Work to be completed: Beneath this task is a listing. State how many of its lines include the string "任务型阅读", giving nothing but the number.

Provided entries:

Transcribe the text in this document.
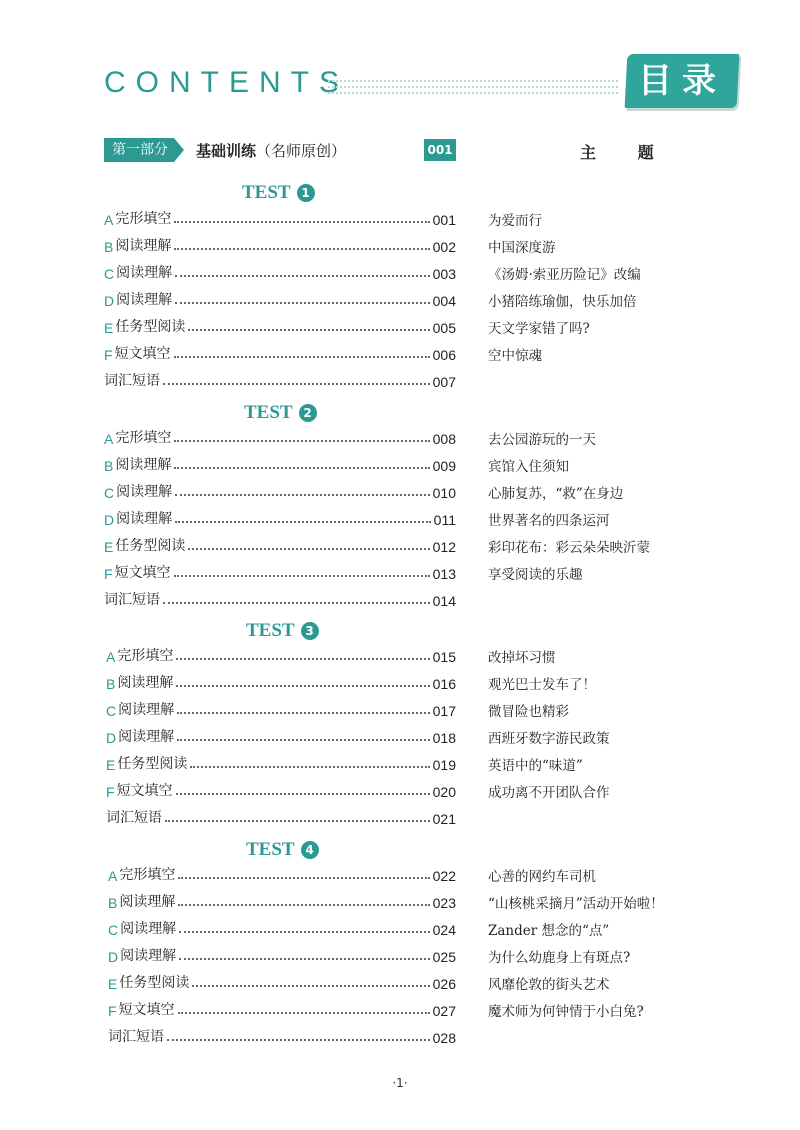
CONTENTS	目录
第一部分	基础训练（名师原创）	001	主 题
TEST 1
A 完形填空	001 为爱而行
B 阅读理解	002 中国深度游
C 阅读理解	003 《汤姆·索亚历险记》改编
D 阅读理解	004 小猪陪练瑜伽，快乐加倍
E 任务型阅读	005 天文学家错了吗?
F 短文填空	006 空中惊魂
词汇短语	007
TEST 2
A 完形填空	008 去公园游玩的一天
B 阅读理解	009 宾馆入住须知
C 阅读理解	010 心肺复苏，“救”在身边
D 阅读理解	011 世界著名的四条运河
E 任务型阅读	012 彩印花布：彩云朵朵映沂蒙
F 短文填空	013 享受阅读的乐趣
词汇短语	014
TEST 3
A 完形填空	015 改掉坏习惯
B 阅读理解	016 观光巴士发车了！
C 阅读理解	017 微冒险也精彩
D 阅读理解	018 西班牙数字游民政策
E 任务型阅读	019 英语中的“味道”
F 短文填空	020 成功离不开团队合作
词汇短语	021
TEST 4
A 完形填空	022 心善的网约车司机
B 阅读理解	023 “山核桃采摘月”活动开始啦！
C 阅读理解	024 Zander 想念的“点”
D 阅读理解	025 为什么幼鹿身上有斑点?
E 任务型阅读	026 风靡伦敦的街头艺术
F 短文填空	027 魔术师为何钟情于小白兔?
词汇短语	028
·1·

Result for this exercise: 4